§ **TEXT PASSAGE**
# Which tower would you rebuilt?



## Obelixx (Apr 14, 2005)

Avala TV Tower and Odinstårnet as tourist attraction and for TV broadcasting, the radio mast Gabin for high power longwave transmission (and perhaps FM transmission), the Mittelturm Königswusterhausen for carrying antennas for VLF transmission experiments (and as a landmark for Germany!).
I am a DX-freak!


----------



## Phobos (Sep 14, 2003)

I haven't see the poll so I thought you were asking in general


----------



## IchO (Oct 4, 2004)

NY- WTC, 3 bldngs.


----------



## ƒƒ (Dec 31, 2004)

Hm yeah maybe the WTC indeed, but we'll see what the Freedom Tower will give.

And I'd rather finish the so many unfinished churches, for example in Belgium the cathedral of Antwerp, which would be the largest church in the world.
Unfinished churches in Belgium with the height they have and should have reached:
Antwerpen, Onze-Lieve-Vrouwekathedraal: 3 towers of 123m, 65m (should have been higher than the 123m one), 48m (there were 7 towers of at least 123m planned)
Antwerpen, Sint-Jacobskerk: 55m (should have been taller than the cathedral)
Mechelen, Sint-Romboutskathedraal: 97m (167m)
Mons, Eglise Sainte-Waudru: (190m)
Gent, Sint-Michielskerk: (134m)
Leuven, Sint-Pieterskerk: (3 towers of 136m, 165/170m, 136m)

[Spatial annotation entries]
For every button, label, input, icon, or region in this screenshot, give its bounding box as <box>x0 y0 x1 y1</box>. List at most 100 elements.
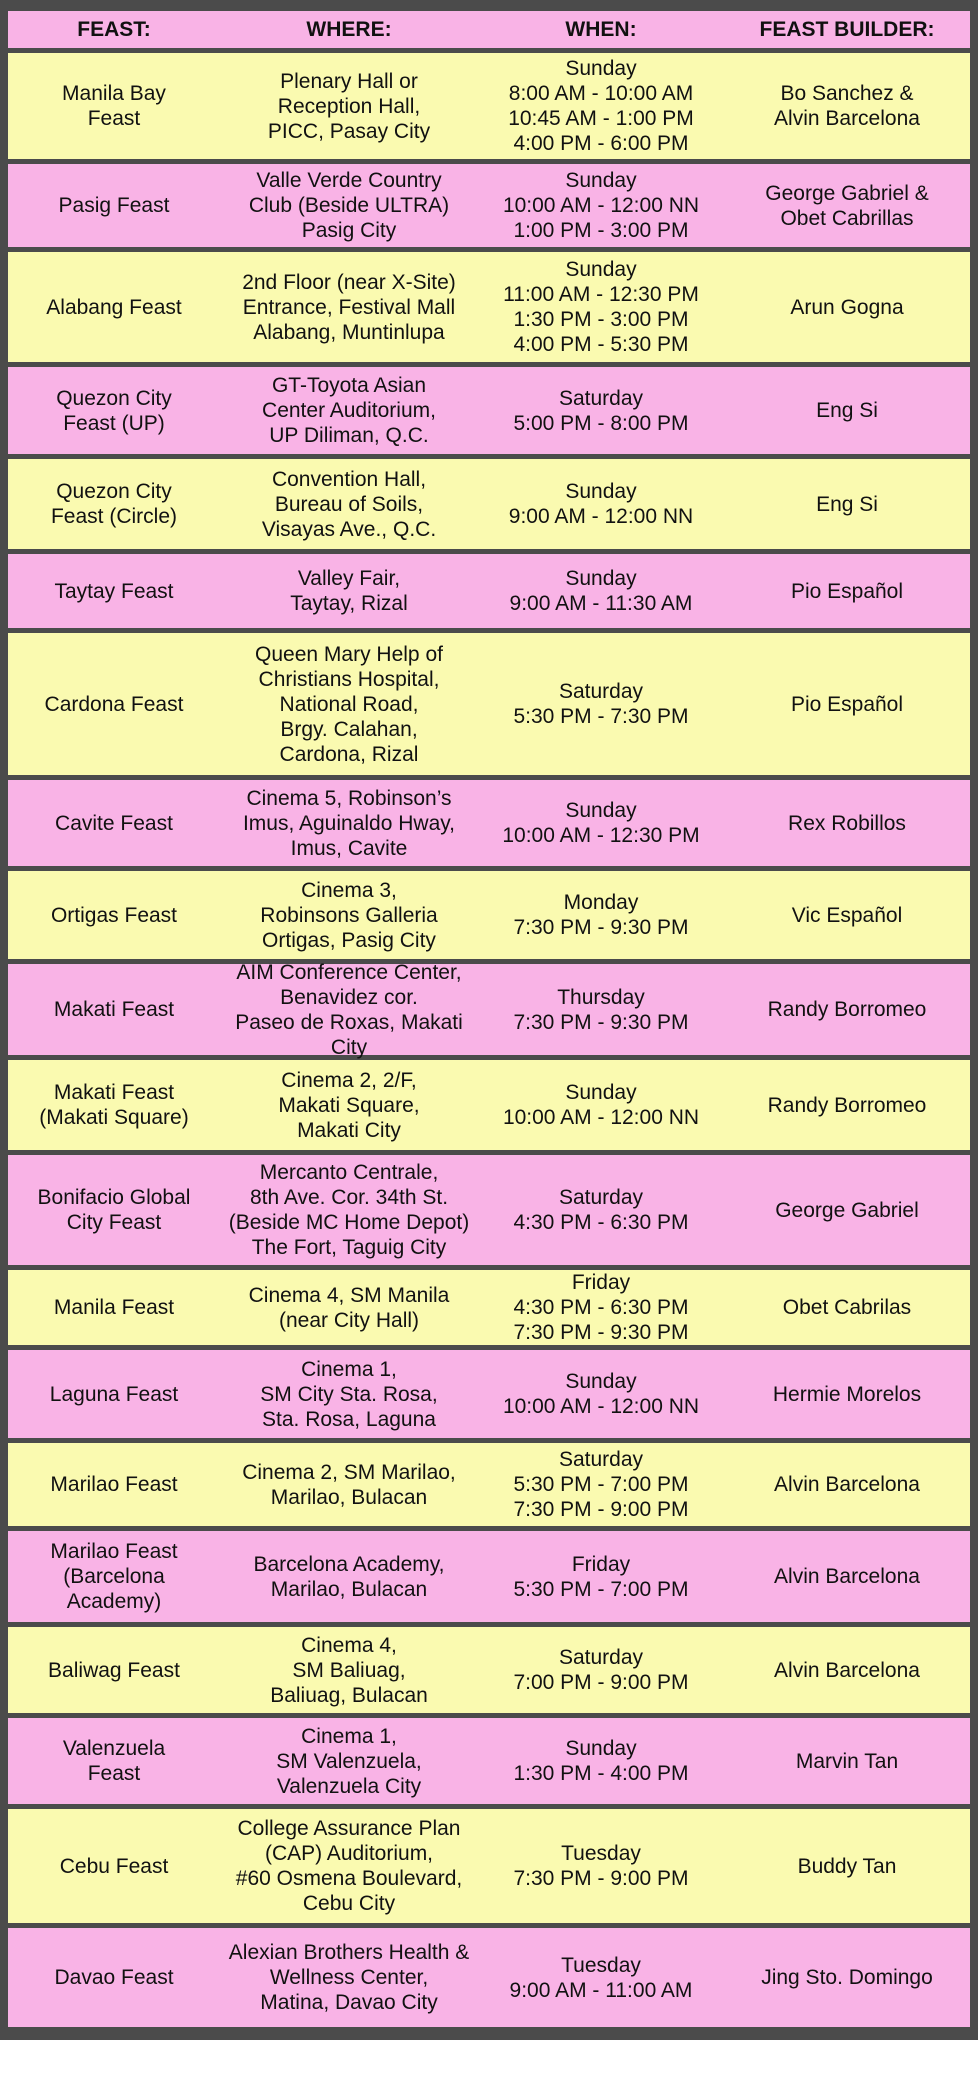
cell-line: Alvin Barcelona <box>774 107 920 130</box>
cell-builder: Eng Si <box>724 492 970 517</box>
cell-feast: Manila Feast <box>8 1295 220 1320</box>
cell-feast: Manila Bay Feast <box>8 81 220 131</box>
cell-line: 10:00 AM - 12:00 NN <box>502 194 700 217</box>
cell-line: 9:00 AM - 11:00 AM <box>509 1978 693 2002</box>
cell-line: Cinema 3, <box>301 878 397 902</box>
cell-line: Sunday <box>565 1370 637 1393</box>
table-row: Makati Feast AIM Conference Center, Benavi… <box>8 961 970 1059</box>
cell-line: Valley Fair, <box>297 567 401 590</box>
cell-line: Sunday <box>565 1081 637 1104</box>
cell-feast: Laguna Feast <box>8 1382 220 1407</box>
cell-feast: Ortigas Feast <box>8 903 220 928</box>
cell-when: Saturday 4:30 PM - 6:30 PM <box>478 1185 724 1235</box>
table-row: Davao Feast Alexian Brothers Health & Well… <box>8 1928 970 2027</box>
table-row: Laguna Feast Cinema 1, SM City Sta. Rosa, S… <box>8 1350 970 1438</box>
cell-when: Sunday 9:00 AM - 12:00 NN <box>478 479 724 529</box>
table-row: Bonifacio Global City Feast Mercanto Centr… <box>8 1155 970 1265</box>
cell-when: Saturday 5:30 PM - 7:00 PM 7:30 PM - 9:00 … <box>478 1447 724 1522</box>
cell-line: Brgy. Calahan, <box>280 717 418 741</box>
cell-feast: Marilao Feast (Barcelona Academy) <box>8 1539 220 1614</box>
cell-where: AIM Conference Center, Benavidez cor. Pase… <box>220 960 478 1060</box>
cell-when: Friday 4:30 PM - 6:30 PM 7:30 PM - 9:30 PM <box>478 1270 724 1345</box>
cell-when: Sunday 8:00 AM - 10:00 AM 10:45 AM - 1:00 … <box>478 56 724 156</box>
cell-where: College Assurance Plan (CAP) Auditorium, #… <box>220 1816 478 1916</box>
cell-where: Cinema 4, SM Baliuag, Baliuag, Bulacan <box>220 1633 478 1708</box>
cell-line: Pasig Feast <box>58 194 170 217</box>
cell-where: Valle Verde Country Club (Beside ULTRA) Pa… <box>220 168 478 243</box>
cell-feast: Valenzuela Feast <box>8 1736 220 1786</box>
cell-line: Hermie Morelos <box>772 1382 922 1406</box>
cell-line: 2nd Floor (near X-Site) <box>242 270 456 294</box>
table-row: Baliwag Feast Cinema 4, SM Baliuag, Baliuag… <box>8 1627 970 1713</box>
cell-feast: Marilao Feast <box>8 1472 220 1497</box>
cell-line: Saturday <box>558 1646 644 1669</box>
cell-line: Saturday <box>558 1186 644 1209</box>
cell-when: Monday 7:30 PM - 9:30 PM <box>478 890 724 940</box>
cell-line: SM Baliuag, <box>292 1658 406 1682</box>
cell-line: Baliwag Feast <box>48 1658 180 1682</box>
cell-line: Manila Feast <box>53 1296 175 1319</box>
cell-feast: Taytay Feast <box>8 579 220 604</box>
cell-line: Christians Hospital, <box>258 667 440 691</box>
cell-line: 10:00 AM - 12:30 PM <box>502 824 700 847</box>
cell-line: Academy) <box>66 1590 162 1613</box>
cell-line: 4:00 PM - 6:00 PM <box>513 132 689 155</box>
cell-where: GT-Toyota Asian Center Auditorium, UP Dili… <box>220 373 478 448</box>
cell-line: Feast (Circle) <box>50 505 177 528</box>
cell-builder: Buddy Tan <box>724 1854 970 1879</box>
cell-line: 4:00 PM - 5:30 PM <box>513 333 689 356</box>
cell-builder: Alvin Barcelona <box>724 1658 970 1683</box>
table-row: Makati Feast (Makati Square) Cinema 2, 2/F… <box>8 1060 970 1150</box>
cell-line: Cebu Feast <box>59 1854 169 1878</box>
cell-line: 1:30 PM - 3:00 PM <box>513 308 689 331</box>
cell-feast: Quezon City Feast (Circle) <box>8 479 220 529</box>
cell-line: Alexian Brothers Health & <box>228 1941 470 1964</box>
cell-when: Sunday 11:00 AM - 12:30 PM 1:30 PM - 3:00 … <box>478 257 724 357</box>
cell-feast: Davao Feast <box>8 1965 220 1990</box>
cell-when: Sunday 9:00 AM - 11:30 AM <box>478 566 724 616</box>
cell-line: Barcelona Academy, <box>253 1552 445 1576</box>
cell-line: Wellness Center, <box>269 1966 429 1989</box>
cell-builder: Vic Español <box>724 903 970 928</box>
cell-line: Tuesday <box>561 1842 641 1865</box>
cell-builder: Arun Gogna <box>724 295 970 320</box>
table-row: Marilao Feast Cinema 2, SM Marilao, Marila… <box>8 1443 970 1526</box>
table-header: FEAST: WHERE: WHEN: FEAST BUILDER: <box>8 11 970 48</box>
cell-line: Buddy Tan <box>797 1854 897 1878</box>
cell-line: Cardona, Rizal <box>279 742 419 766</box>
cell-where: Mercanto Centrale, 8th Ave. Cor. 34th St.… <box>220 1160 478 1260</box>
cell-line: 9:00 AM - 11:30 AM <box>509 592 693 615</box>
cell-line: Robinsons Galleria <box>260 903 438 927</box>
cell-line: Valenzuela <box>62 1737 166 1760</box>
cell-line: Feast <box>87 1762 141 1785</box>
cell-line: Ortigas Feast <box>50 903 178 927</box>
cell-line: Valle Verde Country <box>256 169 442 192</box>
cell-line: Cinema 4, <box>301 1633 397 1657</box>
cell-line: Randy Borromeo <box>767 998 927 1021</box>
cell-line: George Gabriel <box>775 1198 919 1222</box>
cell-when: Sunday 1:30 PM - 4:00 PM <box>478 1736 724 1786</box>
cell-when: Tuesday 9:00 AM - 11:00 AM <box>478 1953 724 2003</box>
cell-line: 9:00 AM - 12:00 NN <box>508 505 694 528</box>
cell-line: 5:30 PM - 7:00 PM <box>513 1577 689 1601</box>
cell-line: Visayas Ave., Q.C. <box>261 517 437 541</box>
cell-line: Manila Bay <box>62 82 166 105</box>
cell-line: Saturday <box>558 680 644 703</box>
cell-line: Cebu City <box>302 1892 396 1915</box>
cell-line: Benavidez cor. <box>280 985 418 1009</box>
cell-line: Arun Gogna <box>790 295 904 319</box>
cell-builder: Alvin Barcelona <box>724 1472 970 1497</box>
cell-line: Taytay, Rizal <box>290 592 408 615</box>
header-builder: FEAST BUILDER: <box>759 18 935 41</box>
cell-line: 7:30 PM - 9:00 PM <box>513 1867 689 1890</box>
cell-line: Reception Hall, <box>277 94 421 118</box>
cell-line: Baliuag, Bulacan <box>270 1683 428 1707</box>
cell-where: Cinema 1, SM Valenzuela, Valenzuela City <box>220 1724 478 1799</box>
cell-builder: George Gabriel <box>724 1198 970 1223</box>
cell-line: Pio Español <box>790 579 904 603</box>
cell-line: (Beside MC Home Depot) <box>228 1211 470 1234</box>
cell-when: Sunday 10:00 AM - 12:00 NN <box>478 1369 724 1419</box>
cell-line: 5:00 PM - 8:00 PM <box>513 411 689 435</box>
cell-line: Cinema 4, SM Manila <box>248 1283 450 1307</box>
table-row: Ortigas Feast Cinema 3, Robinsons Galleria… <box>8 871 970 959</box>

§ **PROBLEMS AND TASKS**
1 > In the forum thread about rebuilding towers, which radio mast does Obelixx name for high power longwave transmission?
2 > Retype the lines of the listing between the line holding "cell-line: Alvin Barcelona" and the line holding "cell-line: 10:00 AM - 12:00", inclusive.

§ **ANSWERS BY TASK**
1 > The radio mast Gabin.

2 >
cell-line: Alvin Barcelona <box>774 107 920 130</box>
cell-builder: Eng Si <box>724 492 970 517</box>
cell-feast: Manila Feast <box>8 1295 220 1320</box>
cell-feast: Manila Bay Feast <box>8 81 220 131</box>
cell-line: 10:00 AM - 12:00 NN <box>502 194 700 217</box>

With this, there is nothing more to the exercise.